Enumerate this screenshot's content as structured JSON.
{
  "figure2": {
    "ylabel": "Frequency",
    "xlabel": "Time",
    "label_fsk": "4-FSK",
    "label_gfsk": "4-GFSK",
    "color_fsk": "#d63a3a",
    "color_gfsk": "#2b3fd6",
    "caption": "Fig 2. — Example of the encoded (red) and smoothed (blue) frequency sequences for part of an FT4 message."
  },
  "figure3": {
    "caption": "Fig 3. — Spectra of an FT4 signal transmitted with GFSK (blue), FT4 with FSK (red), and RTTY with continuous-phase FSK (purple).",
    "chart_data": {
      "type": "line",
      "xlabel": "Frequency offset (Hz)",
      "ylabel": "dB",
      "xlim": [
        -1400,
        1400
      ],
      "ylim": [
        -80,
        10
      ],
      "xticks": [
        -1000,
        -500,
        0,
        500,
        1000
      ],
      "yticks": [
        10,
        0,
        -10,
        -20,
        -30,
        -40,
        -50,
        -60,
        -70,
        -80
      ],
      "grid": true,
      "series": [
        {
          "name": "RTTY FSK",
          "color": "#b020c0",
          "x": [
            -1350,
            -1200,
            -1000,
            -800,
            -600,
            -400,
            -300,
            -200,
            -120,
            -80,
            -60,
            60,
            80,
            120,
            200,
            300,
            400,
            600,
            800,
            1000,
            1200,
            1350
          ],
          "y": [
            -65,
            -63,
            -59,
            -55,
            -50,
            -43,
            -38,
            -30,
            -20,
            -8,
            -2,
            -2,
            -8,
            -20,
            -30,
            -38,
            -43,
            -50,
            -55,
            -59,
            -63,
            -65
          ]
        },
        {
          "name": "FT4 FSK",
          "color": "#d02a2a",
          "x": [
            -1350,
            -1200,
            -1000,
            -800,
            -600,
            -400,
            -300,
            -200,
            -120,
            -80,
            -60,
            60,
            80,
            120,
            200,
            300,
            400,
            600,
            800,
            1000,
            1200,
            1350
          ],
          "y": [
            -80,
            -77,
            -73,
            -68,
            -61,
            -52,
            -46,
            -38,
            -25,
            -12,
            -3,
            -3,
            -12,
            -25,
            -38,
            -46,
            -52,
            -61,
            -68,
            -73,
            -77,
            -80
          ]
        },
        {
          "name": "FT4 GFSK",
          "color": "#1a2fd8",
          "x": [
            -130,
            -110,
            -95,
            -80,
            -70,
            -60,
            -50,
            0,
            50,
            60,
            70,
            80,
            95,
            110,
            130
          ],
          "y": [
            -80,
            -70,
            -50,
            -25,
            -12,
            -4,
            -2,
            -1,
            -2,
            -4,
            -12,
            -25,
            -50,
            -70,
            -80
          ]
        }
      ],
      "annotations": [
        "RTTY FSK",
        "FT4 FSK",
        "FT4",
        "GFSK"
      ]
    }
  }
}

+ + + +

How many lines in the entries contain the string "caption"? Answer with the number only.

2